(Entries with figure data)
* * * * * * * * *

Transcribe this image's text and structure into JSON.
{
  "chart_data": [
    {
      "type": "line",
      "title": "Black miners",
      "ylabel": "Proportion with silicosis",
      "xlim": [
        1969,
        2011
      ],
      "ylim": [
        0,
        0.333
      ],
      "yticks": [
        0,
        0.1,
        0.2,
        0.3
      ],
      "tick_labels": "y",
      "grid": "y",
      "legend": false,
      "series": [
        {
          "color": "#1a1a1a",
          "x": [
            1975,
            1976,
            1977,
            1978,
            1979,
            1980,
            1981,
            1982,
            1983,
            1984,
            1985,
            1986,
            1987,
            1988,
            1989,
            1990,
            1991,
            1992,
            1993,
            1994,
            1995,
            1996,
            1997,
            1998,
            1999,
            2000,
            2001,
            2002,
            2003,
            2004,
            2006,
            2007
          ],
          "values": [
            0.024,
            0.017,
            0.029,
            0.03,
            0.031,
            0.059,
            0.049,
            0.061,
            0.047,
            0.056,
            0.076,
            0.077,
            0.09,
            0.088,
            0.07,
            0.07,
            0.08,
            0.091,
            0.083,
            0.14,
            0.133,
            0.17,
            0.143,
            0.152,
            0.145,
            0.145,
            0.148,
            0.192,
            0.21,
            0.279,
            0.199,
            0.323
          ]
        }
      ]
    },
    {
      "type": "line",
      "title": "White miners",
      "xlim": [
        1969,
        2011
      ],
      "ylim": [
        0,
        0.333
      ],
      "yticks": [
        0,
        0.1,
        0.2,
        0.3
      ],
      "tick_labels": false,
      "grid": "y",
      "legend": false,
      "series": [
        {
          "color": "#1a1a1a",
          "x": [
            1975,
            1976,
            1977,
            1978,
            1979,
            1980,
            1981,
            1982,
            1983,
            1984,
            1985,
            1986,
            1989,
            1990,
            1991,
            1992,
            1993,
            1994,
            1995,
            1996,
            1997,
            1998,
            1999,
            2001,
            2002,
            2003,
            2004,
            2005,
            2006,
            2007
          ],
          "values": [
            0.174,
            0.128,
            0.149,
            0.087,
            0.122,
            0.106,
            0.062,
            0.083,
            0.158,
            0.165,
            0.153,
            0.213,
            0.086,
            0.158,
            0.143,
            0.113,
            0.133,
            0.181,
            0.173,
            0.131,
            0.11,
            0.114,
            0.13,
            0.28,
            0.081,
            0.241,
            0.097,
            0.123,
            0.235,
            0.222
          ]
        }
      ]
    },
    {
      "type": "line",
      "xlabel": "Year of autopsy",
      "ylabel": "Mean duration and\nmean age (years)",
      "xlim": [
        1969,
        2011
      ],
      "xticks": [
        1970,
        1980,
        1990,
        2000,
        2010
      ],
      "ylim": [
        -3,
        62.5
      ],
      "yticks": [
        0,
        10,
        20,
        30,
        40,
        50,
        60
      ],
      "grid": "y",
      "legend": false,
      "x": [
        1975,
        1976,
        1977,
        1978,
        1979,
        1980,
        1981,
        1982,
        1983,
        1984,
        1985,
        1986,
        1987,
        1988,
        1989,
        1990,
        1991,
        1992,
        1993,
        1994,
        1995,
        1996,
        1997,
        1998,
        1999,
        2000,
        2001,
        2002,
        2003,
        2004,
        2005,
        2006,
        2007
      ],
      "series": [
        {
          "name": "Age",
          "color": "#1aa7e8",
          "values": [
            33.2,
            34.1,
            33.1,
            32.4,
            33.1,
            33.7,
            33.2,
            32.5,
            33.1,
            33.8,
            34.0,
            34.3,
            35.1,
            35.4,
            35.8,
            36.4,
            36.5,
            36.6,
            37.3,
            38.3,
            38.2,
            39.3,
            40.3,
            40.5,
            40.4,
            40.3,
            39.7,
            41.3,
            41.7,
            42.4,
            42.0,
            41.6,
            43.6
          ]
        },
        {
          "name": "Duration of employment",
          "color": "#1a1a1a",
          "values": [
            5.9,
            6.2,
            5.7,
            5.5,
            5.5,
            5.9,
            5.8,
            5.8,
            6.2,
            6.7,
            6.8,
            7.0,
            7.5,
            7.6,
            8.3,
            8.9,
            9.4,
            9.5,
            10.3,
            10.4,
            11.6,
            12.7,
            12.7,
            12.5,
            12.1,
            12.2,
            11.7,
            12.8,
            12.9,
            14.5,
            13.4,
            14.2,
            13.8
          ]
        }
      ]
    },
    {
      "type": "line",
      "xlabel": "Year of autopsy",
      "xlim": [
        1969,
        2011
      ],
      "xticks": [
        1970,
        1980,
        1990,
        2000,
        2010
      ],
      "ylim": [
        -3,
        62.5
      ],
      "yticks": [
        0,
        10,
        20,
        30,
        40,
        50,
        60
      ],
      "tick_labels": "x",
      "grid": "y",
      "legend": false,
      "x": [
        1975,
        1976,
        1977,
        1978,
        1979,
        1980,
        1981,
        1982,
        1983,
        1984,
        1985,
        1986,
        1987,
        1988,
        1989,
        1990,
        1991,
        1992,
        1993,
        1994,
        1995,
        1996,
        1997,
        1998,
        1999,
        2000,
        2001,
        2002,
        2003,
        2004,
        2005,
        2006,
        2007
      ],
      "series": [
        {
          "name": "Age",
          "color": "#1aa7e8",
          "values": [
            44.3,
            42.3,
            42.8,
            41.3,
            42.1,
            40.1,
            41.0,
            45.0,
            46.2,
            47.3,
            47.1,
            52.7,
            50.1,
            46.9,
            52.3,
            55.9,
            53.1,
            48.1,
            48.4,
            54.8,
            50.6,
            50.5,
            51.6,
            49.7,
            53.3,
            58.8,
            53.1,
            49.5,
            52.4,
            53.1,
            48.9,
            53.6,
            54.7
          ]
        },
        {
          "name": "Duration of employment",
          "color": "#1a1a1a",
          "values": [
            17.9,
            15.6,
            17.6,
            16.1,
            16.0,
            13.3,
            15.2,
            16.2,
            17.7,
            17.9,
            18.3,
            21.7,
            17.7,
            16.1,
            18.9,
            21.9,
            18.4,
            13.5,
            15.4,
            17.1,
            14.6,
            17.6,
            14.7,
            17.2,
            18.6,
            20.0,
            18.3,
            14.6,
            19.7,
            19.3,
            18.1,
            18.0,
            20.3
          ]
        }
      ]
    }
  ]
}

* * * * * * * * *

• _Exercise_: Copy the material above, line for line.

• _Task solution_:
Transcribe this image's text and structure into JSON.
{
  "chart_data": [
    {
      "type": "line",
      "title": "Black miners",
      "ylabel": "Proportion with silicosis",
      "xlim": [
        1969,
        2011
      ],
      "ylim": [
        0,
        0.333
      ],
      "yticks": [
        0,
        0.1,
        0.2,
        0.3
      ],
      "tick_labels": "y",
      "grid": "y",
      "legend": false,
      "series": [
        {
          "color": "#1a1a1a",
          "x": [
            1975,
            1976,
            1977,
            1978,
            1979,
            1980,
            1981,
            1982,
            1983,
            1984,
            1985,
            1986,
            1987,
            1988,
            1989,
            1990,
            1991,
            1992,
            1993,
            1994,
            1995,
            1996,
            1997,
            1998,
            1999,
            2000,
            2001,
            2002,
            2003,
            2004,
            2006,
            2007
          ],
          "values": [
            0.024,
            0.017,
            0.029,
            0.03,
            0.031,
            0.059,
            0.049,
            0.061,
            0.047,
            0.056,
            0.076,
            0.077,
            0.09,
            0.088,
            0.07,
            0.07,
            0.08,
            0.091,
            0.083,
            0.14,
            0.133,
            0.17,
            0.143,
            0.152,
            0.145,
            0.145,
            0.148,
            0.192,
            0.21,
            0.279,
            0.199,
            0.323
          ]
        }
      ]
    },
    {
      "type": "line",
      "title": "White miners",
      "xlim": [
        1969,
        2011
      ],
      "ylim": [
        0,
        0.333
      ],
      "yticks": [
        0,
        0.1,
        0.2,
        0.3
      ],
      "tick_labels": false,
      "grid": "y",
      "legend": false,
      "series": [
        {
          "color": "#1a1a1a",
          "x": [
            1975,
            1976,
            1977,
            1978,
            1979,
            1980,
            1981,
            1982,
            1983,
            1984,
            1985,
            1986,
            1989,
            1990,
            1991,
            1992,
            1993,
            1994,
            1995,
            1996,
            1997,
            1998,
            1999,
            2001,
            2002,
            2003,
            2004,
            2005,
            2006,
            2007
          ],
          "values": [
            0.174,
            0.128,
            0.149,
            0.087,
            0.122,
            0.106,
            0.062,
            0.083,
            0.158,
            0.165,
            0.153,
            0.213,
            0.086,
            0.158,
            0.143,
            0.113,
            0.133,
            0.181,
            0.173,
            0.131,
            0.11,
            0.114,
            0.13,
            0.28,
            0.081,
            0.241,
            0.097,
            0.123,
            0.235,
            0.222
          ]
        }
      ]
    },
    {
      "type": "line",
      "xlabel": "Year of autopsy",
      "ylabel": "Mean duration and\nmean age (years)",
      "xlim": [
        1969,
        2011
      ],
      "xticks": [
        1970,
        1980,
        1990,
        2000,
        2010
      ],
      "ylim": [
        -3,
        62.5
      ],
      "yticks": [
        0,
        10,
        20,
        30,
        40,
        50,
        60
      ],
      "grid": "y",
      "legend": false,
      "x": [
        1975,
        1976,
        1977,
        1978,
        1979,
        1980,
        1981,
        1982,
        1983,
        1984,
        1985,
        1986,
        1987,
        1988,
        1989,
        1990,
        1991,
        1992,
        1993,
        1994,
        1995,
        1996,
        1997,
        1998,
        1999,
        2000,
        2001,
        2002,
        2003,
        2004,
        2005,
        2006,
        2007
      ],
      "series": [
        {
          "name": "Age",
          "color": "#1aa7e8",
          "values": [
            33.2,
            34.1,
            33.1,
            32.4,
            33.1,
            33.7,
            33.2,
            32.5,
            33.1,
            33.8,
            34.0,
            34.3,
            35.1,
            35.4,
            35.8,
            36.4,
            36.5,
            36.6,
            37.3,
            38.3,
            38.2,
            39.3,
            40.3,
            40.5,
            40.4,
            40.3,
            39.7,
            41.3,
            41.7,
            42.4,
            42.0,
            41.6,
            43.6
          ]
        },
        {
          "name": "Duration of employment",
          "color": "#1a1a1a",
          "values": [
            5.9,
            6.2,
            5.7,
            5.5,
            5.5,
            5.9,
            5.8,
            5.8,
            6.2,
            6.7,
            6.8,
            7.0,
            7.5,
            7.6,
            8.3,
            8.9,
            9.4,
            9.5,
            10.3,
            10.4,
            11.6,
            12.7,
            12.7,
            12.5,
            12.1,
            12.2,
            11.7,
            12.8,
            12.9,
            14.5,
            13.4,
            14.2,
            13.8
          ]
        }
      ]
    },
    {
      "type": "line",
      "xlabel": "Year of autopsy",
      "xlim": [
        1969,
        2011
      ],
      "xticks": [
        1970,
        1980,
        1990,
        2000,
        2010
      ],
      "ylim": [
        -3,
        62.5
      ],
      "yticks": [
        0,
        10,
        20,
        30,
        40,
        50,
        60
      ],
      "tick_labels": "x",
      "grid": "y",
      "legend": false,
      "x": [
        1975,
        1976,
        1977,
        1978,
        1979,
        1980,
        1981,
        1982,
        1983,
        1984,
        1985,
        1986,
        1987,
        1988,
        1989,
        1990,
        1991,
        1992,
        1993,
        1994,
        1995,
        1996,
        1997,
        1998,
        1999,
        2000,
        2001,
        2002,
        2003,
        2004,
        2005,
        2006,
        2007
      ],
      "series": [
        {
          "name": "Age",
          "color": "#1aa7e8",
          "values": [
            44.3,
            42.3,
            42.8,
            41.3,
            42.1,
            40.1,
            41.0,
            45.0,
            46.2,
            47.3,
            47.1,
            52.7,
            50.1,
            46.9,
            52.3,
            55.9,
            53.1,
            48.1,
            48.4,
            54.8,
            50.6,
            50.5,
            51.6,
            49.7,
            53.3,
            58.8,
            53.1,
            49.5,
            52.4,
            53.1,
            48.9,
            53.6,
            54.7
          ]
        },
        {
          "name": "Duration of employment",
          "color": "#1a1a1a",
          "values": [
            17.9,
            15.6,
            17.6,
            16.1,
            16.0,
            13.3,
            15.2,
            16.2,
            17.7,
            17.9,
            18.3,
            21.7,
            17.7,
            16.1,
            18.9,
            21.9,
            18.4,
            13.5,
            15.4,
            17.1,
            14.6,
            17.6,
            14.7,
            17.2,
            18.6,
            20.0,
            18.3,
            14.6,
            19.7,
            19.3,
            18.1,
            18.0,
            20.3
          ]
        }
      ]
    }
  ]
}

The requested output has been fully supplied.